**Task description:** Locate all lines with the word "title". Copy them.

**Records supplied:**

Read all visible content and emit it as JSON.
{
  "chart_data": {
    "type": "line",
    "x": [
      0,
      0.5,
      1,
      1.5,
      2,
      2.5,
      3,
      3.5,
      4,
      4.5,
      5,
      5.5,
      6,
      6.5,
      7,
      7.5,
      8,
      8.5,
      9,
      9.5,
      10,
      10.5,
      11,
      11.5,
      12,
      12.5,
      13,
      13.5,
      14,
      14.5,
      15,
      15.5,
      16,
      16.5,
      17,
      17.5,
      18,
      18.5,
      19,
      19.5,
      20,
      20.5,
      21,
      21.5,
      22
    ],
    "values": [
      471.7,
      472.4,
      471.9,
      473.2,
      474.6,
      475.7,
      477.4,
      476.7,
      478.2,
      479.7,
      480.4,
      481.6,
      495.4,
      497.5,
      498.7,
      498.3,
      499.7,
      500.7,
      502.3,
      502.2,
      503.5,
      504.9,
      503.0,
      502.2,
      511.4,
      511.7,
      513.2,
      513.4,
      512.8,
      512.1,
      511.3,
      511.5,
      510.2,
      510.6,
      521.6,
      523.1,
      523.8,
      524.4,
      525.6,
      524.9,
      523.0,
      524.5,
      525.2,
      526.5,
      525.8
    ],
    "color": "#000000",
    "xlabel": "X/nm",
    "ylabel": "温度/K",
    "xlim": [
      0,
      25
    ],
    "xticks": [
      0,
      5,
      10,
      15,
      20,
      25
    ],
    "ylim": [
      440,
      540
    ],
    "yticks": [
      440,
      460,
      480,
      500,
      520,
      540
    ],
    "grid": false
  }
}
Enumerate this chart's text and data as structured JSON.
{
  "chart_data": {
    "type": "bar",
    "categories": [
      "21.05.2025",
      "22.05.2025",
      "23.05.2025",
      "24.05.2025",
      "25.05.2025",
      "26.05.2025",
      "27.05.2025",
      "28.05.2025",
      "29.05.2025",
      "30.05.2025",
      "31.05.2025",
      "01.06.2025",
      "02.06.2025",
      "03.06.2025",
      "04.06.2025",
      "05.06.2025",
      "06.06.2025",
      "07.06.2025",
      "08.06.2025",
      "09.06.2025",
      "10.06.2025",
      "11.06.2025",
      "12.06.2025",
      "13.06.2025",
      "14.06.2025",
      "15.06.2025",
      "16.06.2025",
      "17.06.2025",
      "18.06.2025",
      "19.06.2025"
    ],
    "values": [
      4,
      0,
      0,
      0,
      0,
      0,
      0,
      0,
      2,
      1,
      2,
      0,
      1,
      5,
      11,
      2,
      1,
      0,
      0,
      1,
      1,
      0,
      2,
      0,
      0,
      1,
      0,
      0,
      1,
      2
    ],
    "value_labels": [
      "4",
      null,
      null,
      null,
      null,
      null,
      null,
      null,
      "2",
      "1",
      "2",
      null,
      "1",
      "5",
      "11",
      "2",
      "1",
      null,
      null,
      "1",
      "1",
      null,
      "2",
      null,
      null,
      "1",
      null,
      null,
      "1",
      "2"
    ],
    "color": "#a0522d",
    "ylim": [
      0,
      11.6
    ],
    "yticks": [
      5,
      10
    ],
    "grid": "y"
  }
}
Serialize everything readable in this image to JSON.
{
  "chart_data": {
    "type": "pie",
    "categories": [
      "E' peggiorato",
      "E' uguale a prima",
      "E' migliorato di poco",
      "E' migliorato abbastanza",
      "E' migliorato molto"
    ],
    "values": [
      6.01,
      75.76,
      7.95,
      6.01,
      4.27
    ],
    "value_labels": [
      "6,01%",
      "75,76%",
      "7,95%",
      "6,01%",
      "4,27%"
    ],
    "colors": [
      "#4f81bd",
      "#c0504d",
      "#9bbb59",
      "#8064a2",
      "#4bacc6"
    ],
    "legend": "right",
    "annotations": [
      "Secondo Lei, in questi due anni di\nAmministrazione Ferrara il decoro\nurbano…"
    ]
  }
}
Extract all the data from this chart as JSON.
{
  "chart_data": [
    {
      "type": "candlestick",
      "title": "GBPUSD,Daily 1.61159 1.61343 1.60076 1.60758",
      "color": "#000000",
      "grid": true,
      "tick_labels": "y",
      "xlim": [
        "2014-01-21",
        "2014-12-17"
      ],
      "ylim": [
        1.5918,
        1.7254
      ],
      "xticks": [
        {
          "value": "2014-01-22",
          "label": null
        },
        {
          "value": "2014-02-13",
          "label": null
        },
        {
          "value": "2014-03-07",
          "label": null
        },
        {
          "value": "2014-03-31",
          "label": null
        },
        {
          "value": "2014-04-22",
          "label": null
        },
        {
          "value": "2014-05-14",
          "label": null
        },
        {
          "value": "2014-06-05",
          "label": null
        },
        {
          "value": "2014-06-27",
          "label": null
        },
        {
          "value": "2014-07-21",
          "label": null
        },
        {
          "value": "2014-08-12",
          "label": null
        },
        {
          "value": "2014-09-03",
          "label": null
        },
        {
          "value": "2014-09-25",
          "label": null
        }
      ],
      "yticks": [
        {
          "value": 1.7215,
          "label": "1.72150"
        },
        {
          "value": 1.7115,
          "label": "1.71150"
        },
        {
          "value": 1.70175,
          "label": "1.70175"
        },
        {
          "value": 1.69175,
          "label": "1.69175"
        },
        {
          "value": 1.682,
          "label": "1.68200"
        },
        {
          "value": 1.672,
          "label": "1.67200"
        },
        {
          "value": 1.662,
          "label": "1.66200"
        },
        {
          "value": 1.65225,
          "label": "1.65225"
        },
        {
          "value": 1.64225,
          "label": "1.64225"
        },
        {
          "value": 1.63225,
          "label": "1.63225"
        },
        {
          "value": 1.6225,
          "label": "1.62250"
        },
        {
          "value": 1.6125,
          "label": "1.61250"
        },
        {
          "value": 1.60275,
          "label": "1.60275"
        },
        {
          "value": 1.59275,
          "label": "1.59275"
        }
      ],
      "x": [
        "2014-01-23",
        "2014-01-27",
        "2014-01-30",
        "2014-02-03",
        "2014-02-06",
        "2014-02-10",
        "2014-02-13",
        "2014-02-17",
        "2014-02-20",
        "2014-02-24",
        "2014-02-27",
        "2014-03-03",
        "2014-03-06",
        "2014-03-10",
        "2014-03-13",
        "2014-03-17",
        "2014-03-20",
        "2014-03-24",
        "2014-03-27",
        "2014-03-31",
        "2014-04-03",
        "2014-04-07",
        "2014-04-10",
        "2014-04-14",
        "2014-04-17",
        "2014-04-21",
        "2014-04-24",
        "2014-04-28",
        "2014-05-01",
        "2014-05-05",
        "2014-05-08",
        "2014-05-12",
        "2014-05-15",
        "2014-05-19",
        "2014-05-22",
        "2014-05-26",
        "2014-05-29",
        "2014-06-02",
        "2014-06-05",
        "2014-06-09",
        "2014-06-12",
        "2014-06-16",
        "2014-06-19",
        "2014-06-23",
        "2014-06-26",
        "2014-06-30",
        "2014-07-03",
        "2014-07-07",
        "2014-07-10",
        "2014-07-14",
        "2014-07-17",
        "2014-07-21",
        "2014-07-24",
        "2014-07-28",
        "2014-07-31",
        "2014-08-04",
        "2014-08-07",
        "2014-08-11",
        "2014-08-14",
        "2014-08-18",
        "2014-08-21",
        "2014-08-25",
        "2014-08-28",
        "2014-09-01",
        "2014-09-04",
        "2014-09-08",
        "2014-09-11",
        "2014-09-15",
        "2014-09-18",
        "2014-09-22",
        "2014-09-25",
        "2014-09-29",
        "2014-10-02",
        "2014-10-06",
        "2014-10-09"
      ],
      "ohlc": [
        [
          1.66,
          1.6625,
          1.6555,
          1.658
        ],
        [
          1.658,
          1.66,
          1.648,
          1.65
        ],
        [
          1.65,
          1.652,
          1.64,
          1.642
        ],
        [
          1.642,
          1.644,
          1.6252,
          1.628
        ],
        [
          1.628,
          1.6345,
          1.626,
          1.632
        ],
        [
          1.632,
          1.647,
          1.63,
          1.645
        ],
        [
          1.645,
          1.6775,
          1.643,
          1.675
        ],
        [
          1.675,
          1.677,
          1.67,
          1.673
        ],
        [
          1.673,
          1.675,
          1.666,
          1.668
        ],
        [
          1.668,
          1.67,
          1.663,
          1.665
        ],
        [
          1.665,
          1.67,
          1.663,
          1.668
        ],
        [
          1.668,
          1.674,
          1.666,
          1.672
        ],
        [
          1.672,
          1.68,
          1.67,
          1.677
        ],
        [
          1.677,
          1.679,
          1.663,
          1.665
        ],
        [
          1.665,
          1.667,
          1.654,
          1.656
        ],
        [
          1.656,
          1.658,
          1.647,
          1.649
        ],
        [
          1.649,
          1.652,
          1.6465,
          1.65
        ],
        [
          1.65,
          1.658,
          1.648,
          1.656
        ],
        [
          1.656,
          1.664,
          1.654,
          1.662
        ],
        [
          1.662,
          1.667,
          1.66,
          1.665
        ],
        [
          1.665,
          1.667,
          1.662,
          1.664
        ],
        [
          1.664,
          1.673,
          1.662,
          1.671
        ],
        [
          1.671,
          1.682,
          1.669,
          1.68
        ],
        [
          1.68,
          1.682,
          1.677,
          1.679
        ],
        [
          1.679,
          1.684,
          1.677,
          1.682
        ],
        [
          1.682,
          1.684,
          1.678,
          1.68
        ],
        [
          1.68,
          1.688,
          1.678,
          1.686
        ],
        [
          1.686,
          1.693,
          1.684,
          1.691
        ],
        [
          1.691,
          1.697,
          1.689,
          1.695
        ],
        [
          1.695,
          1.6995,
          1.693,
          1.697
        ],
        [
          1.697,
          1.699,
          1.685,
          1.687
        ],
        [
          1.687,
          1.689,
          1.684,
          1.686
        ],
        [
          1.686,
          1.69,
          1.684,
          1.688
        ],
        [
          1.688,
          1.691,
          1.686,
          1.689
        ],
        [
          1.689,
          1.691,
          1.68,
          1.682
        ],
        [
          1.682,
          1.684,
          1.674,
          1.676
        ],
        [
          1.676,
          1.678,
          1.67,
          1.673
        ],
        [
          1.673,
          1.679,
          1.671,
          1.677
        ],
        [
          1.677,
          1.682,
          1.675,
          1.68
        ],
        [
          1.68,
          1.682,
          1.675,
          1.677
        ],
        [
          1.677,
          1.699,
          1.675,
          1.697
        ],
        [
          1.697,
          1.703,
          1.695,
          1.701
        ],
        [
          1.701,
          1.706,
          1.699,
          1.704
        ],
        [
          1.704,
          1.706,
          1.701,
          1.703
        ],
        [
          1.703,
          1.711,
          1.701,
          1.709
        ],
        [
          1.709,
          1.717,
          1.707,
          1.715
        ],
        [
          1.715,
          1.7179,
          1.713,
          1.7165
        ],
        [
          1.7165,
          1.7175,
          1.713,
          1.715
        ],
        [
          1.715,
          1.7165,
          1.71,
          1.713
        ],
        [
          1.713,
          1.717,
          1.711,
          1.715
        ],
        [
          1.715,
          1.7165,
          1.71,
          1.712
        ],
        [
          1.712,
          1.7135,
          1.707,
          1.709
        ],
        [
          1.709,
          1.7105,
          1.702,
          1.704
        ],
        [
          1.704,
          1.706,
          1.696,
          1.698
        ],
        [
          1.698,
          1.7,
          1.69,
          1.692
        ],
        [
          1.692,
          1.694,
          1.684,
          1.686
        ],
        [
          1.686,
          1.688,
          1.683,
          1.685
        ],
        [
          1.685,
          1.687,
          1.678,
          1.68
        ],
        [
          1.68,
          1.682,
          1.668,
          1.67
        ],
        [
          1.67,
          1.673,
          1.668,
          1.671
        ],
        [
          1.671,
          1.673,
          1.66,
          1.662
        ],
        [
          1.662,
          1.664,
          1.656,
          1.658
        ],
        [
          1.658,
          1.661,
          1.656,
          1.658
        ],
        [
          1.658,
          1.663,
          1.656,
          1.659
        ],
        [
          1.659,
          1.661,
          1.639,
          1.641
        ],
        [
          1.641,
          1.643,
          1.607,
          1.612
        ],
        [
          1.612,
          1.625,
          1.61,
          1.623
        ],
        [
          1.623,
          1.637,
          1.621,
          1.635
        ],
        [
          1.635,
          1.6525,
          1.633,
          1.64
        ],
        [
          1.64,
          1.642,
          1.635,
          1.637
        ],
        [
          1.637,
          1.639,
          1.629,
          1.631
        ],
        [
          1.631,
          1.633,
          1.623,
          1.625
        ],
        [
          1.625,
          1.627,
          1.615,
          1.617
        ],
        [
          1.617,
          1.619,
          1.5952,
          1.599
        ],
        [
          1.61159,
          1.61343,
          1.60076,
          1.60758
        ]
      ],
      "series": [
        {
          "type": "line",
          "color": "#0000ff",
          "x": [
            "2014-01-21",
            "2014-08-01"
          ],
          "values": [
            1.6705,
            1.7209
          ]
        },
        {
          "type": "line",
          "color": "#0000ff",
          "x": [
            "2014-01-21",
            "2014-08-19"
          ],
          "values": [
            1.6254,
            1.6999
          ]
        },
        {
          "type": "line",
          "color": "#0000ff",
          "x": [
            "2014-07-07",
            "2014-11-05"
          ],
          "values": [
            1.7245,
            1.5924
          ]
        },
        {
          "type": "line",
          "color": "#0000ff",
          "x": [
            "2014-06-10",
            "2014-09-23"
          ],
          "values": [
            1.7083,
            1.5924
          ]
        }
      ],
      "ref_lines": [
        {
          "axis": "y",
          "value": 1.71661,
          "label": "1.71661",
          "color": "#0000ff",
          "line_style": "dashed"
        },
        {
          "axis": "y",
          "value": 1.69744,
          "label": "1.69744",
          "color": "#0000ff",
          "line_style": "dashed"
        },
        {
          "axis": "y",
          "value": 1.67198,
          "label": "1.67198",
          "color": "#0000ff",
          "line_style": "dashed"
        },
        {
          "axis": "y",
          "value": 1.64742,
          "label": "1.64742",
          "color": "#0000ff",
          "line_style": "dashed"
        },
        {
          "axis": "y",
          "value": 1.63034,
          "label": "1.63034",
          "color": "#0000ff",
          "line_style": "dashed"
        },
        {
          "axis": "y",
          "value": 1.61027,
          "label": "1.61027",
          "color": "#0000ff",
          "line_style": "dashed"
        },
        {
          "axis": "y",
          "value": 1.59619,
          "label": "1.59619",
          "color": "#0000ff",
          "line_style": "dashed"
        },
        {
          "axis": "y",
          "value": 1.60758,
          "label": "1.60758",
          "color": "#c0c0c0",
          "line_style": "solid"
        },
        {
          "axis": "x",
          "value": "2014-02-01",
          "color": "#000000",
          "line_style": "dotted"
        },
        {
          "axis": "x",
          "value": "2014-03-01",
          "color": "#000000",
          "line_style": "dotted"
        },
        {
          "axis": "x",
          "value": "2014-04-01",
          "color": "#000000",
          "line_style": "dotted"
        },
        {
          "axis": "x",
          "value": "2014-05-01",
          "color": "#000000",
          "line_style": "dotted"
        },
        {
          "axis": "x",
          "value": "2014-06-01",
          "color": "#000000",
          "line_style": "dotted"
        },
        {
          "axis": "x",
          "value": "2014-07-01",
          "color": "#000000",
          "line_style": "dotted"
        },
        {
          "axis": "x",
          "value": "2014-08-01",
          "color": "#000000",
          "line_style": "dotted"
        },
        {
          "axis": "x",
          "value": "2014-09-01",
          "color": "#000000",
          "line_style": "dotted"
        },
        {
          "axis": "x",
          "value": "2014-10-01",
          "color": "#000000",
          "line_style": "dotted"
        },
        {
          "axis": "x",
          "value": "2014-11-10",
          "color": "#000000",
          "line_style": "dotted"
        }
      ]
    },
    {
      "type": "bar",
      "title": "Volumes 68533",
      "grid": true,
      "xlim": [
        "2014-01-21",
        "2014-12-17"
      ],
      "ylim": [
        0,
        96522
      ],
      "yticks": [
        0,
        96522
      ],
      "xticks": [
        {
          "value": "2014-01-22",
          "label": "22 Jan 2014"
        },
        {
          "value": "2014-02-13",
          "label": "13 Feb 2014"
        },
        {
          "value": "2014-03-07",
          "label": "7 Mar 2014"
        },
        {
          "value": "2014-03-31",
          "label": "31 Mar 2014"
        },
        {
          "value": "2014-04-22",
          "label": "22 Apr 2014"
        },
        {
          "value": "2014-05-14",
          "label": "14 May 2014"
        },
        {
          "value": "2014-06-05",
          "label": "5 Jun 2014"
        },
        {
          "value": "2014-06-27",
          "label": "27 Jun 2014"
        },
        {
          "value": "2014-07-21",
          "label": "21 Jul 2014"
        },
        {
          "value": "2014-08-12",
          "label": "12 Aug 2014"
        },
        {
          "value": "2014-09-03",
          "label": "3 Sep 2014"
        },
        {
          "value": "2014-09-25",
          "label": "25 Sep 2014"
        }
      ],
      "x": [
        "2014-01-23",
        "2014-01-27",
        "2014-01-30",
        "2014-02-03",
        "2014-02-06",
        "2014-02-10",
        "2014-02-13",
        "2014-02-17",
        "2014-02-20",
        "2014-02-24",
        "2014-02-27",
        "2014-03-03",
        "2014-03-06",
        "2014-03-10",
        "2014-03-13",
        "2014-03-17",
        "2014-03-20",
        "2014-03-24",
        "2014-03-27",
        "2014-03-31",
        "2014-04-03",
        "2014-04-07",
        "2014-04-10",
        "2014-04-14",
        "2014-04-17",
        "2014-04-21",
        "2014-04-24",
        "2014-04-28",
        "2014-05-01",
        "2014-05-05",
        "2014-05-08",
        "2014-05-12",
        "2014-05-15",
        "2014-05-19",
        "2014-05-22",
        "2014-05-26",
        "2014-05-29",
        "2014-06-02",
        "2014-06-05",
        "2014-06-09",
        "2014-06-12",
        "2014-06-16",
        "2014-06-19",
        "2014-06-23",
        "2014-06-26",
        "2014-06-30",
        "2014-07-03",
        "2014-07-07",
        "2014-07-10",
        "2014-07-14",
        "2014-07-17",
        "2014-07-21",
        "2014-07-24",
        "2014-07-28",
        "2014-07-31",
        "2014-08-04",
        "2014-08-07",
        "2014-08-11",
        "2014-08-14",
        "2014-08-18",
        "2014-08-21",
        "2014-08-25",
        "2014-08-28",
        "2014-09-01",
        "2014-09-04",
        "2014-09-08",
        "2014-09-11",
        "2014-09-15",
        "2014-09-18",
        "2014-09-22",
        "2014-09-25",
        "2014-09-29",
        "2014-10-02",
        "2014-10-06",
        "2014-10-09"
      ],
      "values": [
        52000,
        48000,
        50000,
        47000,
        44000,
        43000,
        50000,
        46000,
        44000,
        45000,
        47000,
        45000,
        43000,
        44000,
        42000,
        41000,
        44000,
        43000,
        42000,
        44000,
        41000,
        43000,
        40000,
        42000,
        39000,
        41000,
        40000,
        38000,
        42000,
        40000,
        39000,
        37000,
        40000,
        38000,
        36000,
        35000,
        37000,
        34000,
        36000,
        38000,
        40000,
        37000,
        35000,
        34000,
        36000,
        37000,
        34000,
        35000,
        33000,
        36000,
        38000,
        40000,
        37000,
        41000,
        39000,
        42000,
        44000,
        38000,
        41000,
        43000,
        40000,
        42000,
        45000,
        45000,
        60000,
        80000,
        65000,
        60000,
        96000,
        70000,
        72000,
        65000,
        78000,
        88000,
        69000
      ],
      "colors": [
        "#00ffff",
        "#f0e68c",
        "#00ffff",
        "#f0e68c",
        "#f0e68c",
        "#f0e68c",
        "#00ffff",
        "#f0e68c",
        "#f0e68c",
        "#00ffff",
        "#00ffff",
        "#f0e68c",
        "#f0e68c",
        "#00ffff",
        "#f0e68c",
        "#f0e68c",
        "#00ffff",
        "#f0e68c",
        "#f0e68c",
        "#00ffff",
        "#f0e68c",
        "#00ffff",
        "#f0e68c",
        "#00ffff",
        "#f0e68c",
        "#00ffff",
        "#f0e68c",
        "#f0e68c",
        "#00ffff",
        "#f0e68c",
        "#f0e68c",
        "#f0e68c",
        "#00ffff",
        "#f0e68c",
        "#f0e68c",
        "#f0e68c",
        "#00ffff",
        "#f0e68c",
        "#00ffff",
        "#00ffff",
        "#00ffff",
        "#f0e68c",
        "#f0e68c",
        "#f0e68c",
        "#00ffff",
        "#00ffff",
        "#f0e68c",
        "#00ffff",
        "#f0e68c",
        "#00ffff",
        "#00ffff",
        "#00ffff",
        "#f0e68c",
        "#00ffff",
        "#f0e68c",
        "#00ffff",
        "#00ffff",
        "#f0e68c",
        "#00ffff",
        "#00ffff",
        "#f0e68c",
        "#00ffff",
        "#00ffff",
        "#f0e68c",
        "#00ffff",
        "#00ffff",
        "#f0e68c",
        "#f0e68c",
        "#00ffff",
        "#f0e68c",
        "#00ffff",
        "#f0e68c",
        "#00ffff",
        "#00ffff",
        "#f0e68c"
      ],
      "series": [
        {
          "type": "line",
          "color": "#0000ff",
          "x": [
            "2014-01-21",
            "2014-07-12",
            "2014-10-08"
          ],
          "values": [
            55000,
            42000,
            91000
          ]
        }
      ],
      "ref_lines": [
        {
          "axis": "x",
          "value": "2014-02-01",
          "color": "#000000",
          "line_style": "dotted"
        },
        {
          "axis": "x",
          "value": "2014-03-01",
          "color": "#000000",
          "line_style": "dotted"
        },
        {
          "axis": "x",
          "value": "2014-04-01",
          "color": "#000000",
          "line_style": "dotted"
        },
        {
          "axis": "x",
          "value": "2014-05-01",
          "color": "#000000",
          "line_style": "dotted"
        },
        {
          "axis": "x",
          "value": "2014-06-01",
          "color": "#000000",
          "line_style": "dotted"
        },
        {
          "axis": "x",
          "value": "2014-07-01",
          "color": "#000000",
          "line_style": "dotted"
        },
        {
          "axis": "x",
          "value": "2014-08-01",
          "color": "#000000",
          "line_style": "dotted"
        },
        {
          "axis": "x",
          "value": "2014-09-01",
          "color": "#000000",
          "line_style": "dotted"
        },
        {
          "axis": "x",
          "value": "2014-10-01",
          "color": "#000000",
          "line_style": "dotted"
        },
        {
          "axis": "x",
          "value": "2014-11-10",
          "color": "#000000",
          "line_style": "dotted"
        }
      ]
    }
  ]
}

**Complete output:**
      "title": "GBPUSD,Daily 1.61159 1.61343 1.60076 1.60758",
      "title": "Volumes 68533",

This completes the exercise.